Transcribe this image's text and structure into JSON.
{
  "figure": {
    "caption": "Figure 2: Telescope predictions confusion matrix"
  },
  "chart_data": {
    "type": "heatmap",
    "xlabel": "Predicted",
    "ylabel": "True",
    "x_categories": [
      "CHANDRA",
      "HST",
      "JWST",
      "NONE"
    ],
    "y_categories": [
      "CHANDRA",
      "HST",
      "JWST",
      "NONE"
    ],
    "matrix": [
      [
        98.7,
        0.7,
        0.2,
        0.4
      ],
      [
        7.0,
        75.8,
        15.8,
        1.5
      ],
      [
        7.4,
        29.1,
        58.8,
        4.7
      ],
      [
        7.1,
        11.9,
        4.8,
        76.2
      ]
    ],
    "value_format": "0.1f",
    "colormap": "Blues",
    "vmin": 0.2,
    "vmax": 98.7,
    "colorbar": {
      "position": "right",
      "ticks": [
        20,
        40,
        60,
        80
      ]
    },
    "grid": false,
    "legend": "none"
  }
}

::::

What the task asks = Print the whole listing again, exactly.

Result for this exercise =
Transcribe this image's text and structure into JSON.
{
  "figure": {
    "caption": "Figure 2: Telescope predictions confusion matrix"
  },
  "chart_data": {
    "type": "heatmap",
    "xlabel": "Predicted",
    "ylabel": "True",
    "x_categories": [
      "CHANDRA",
      "HST",
      "JWST",
      "NONE"
    ],
    "y_categories": [
      "CHANDRA",
      "HST",
      "JWST",
      "NONE"
    ],
    "matrix": [
      [
        98.7,
        0.7,
        0.2,
        0.4
      ],
      [
        7.0,
        75.8,
        15.8,
        1.5
      ],
      [
        7.4,
        29.1,
        58.8,
        4.7
      ],
      [
        7.1,
        11.9,
        4.8,
        76.2
      ]
    ],
    "value_format": "0.1f",
    "colormap": "Blues",
    "vmin": 0.2,
    "vmax": 98.7,
    "colorbar": {
      "position": "right",
      "ticks": [
        20,
        40,
        60,
        80
      ]
    },
    "grid": false,
    "legend": "none"
  }
}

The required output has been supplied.